The request: Below are the records; locate each line with the word "únicos" and copy it.

Dataset extract:
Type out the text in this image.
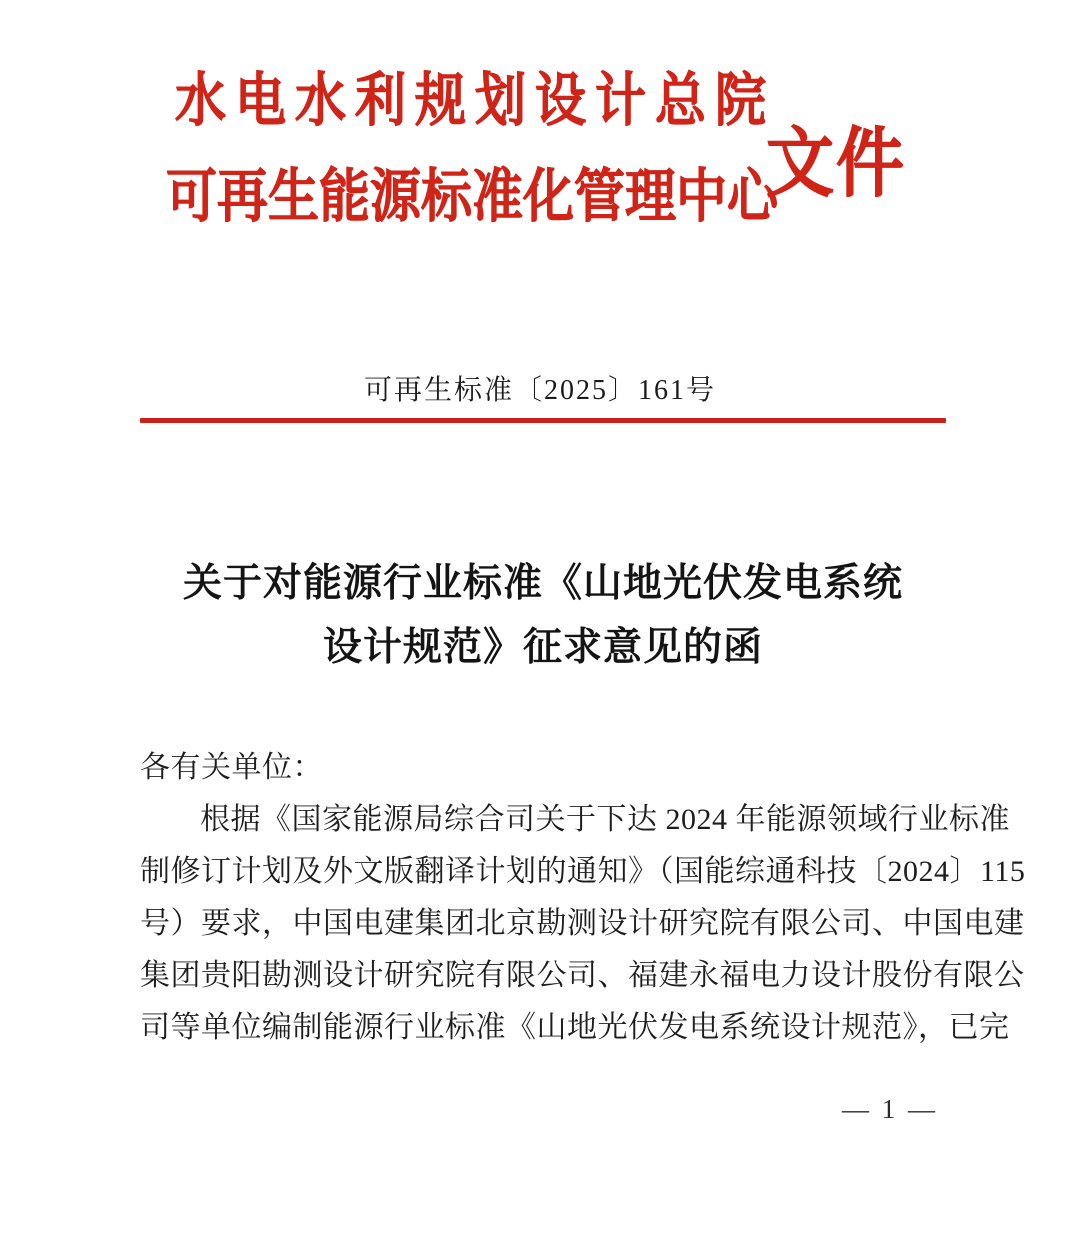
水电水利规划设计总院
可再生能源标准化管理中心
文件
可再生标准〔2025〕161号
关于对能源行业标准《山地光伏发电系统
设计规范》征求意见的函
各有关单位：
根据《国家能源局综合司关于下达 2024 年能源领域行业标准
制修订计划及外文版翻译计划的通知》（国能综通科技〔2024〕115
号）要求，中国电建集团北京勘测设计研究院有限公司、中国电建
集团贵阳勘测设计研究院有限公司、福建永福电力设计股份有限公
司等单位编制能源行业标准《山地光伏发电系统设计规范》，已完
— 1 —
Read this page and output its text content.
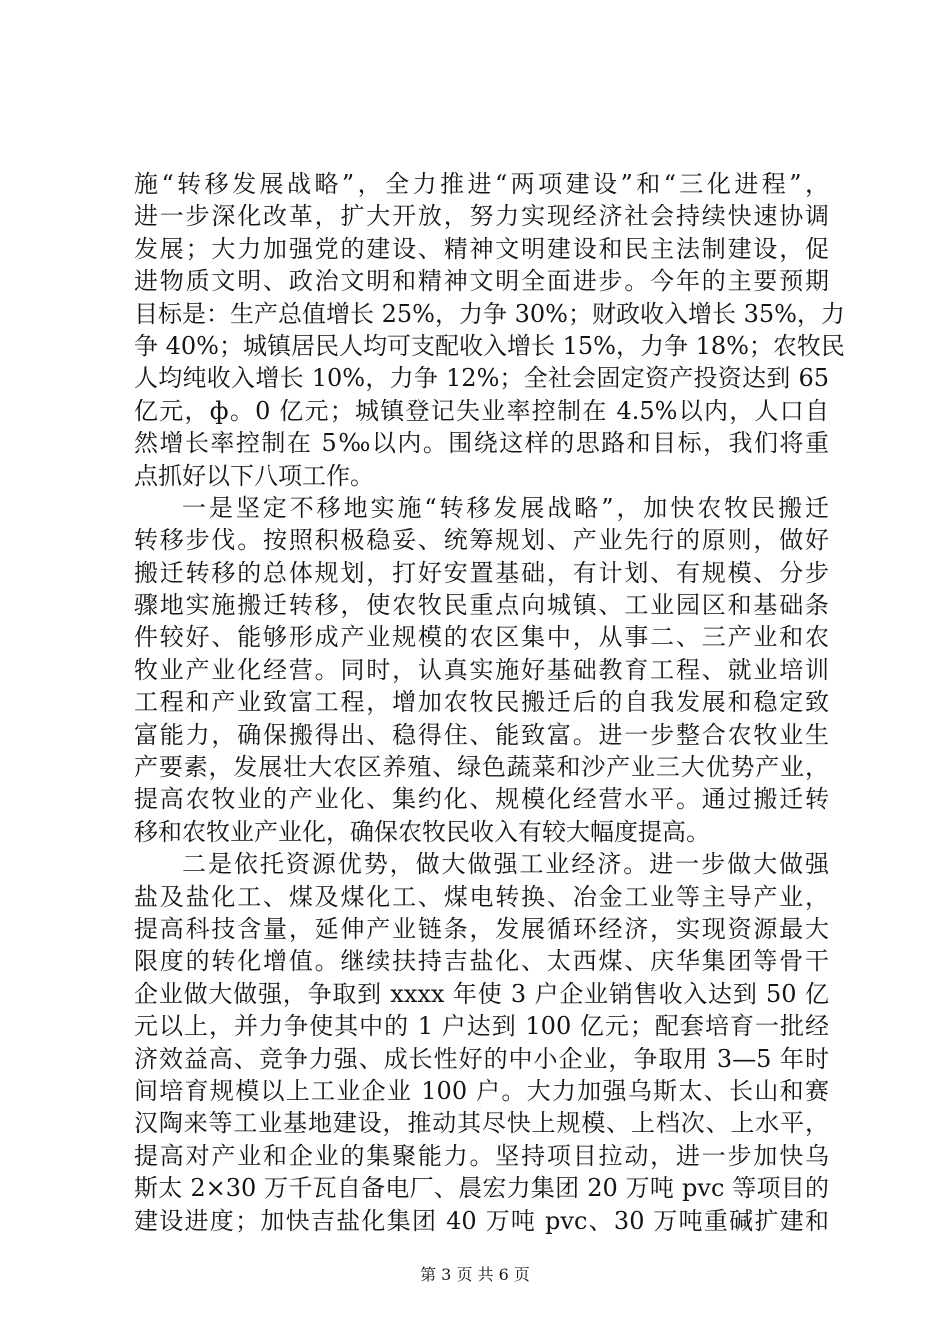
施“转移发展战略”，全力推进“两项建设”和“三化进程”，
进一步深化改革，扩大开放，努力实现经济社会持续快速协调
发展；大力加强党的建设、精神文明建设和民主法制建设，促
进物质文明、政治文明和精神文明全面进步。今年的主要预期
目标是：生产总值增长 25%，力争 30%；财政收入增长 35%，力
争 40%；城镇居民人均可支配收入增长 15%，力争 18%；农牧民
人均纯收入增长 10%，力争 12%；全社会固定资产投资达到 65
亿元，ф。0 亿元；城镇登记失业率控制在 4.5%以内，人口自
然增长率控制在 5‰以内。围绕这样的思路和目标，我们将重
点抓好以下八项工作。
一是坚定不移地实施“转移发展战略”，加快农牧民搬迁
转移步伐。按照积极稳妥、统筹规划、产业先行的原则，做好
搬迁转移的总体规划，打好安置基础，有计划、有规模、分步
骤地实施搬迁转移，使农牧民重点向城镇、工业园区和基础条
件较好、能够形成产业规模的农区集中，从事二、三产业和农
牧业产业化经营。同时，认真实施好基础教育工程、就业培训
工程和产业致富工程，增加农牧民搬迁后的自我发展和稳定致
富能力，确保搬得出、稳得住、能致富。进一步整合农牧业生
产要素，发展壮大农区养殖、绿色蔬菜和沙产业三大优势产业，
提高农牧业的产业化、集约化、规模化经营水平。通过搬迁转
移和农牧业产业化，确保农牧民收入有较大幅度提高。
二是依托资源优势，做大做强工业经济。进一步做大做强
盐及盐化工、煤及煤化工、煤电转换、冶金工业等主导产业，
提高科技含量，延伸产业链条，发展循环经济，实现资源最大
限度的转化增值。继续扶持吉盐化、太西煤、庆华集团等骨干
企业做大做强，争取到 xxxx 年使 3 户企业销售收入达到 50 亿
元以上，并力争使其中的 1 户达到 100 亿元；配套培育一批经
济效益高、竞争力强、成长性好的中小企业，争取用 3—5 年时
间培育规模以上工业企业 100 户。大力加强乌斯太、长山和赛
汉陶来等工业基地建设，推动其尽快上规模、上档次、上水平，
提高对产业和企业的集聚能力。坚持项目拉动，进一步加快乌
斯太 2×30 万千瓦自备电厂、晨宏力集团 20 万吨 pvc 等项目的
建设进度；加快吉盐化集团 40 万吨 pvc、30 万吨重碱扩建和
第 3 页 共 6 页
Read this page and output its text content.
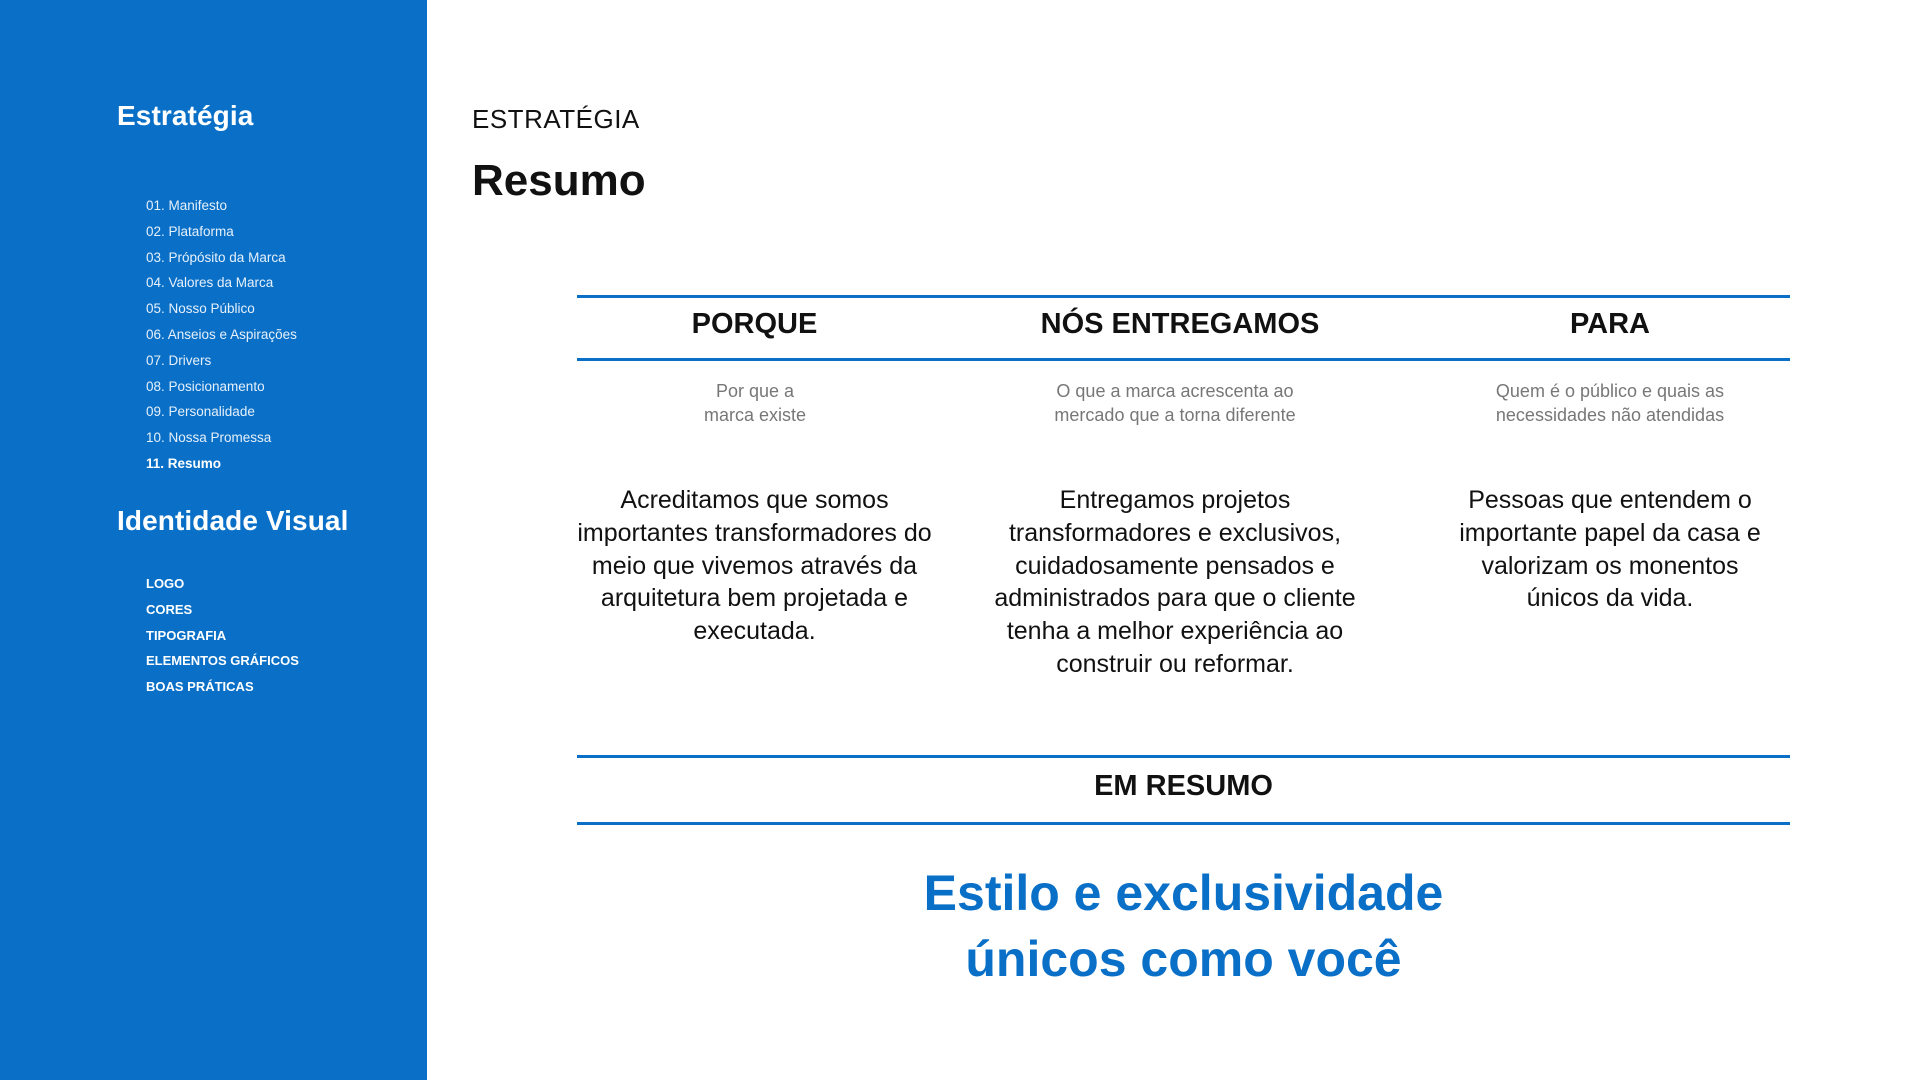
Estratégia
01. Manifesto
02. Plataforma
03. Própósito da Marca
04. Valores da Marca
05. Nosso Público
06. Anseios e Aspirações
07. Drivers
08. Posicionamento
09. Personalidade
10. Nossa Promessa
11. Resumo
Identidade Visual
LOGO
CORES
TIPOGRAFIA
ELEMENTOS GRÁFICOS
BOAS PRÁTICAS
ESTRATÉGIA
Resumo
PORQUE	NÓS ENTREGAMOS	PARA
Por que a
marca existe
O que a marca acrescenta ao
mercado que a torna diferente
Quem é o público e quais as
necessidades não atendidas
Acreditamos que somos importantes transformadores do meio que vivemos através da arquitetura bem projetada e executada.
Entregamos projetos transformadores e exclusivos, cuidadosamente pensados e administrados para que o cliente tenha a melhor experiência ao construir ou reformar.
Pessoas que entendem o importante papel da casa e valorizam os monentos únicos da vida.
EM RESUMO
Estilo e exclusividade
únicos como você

Full output:
Pessoas que entendem o importante papel da casa e valorizam os monentos únicos da vida.
únicos como você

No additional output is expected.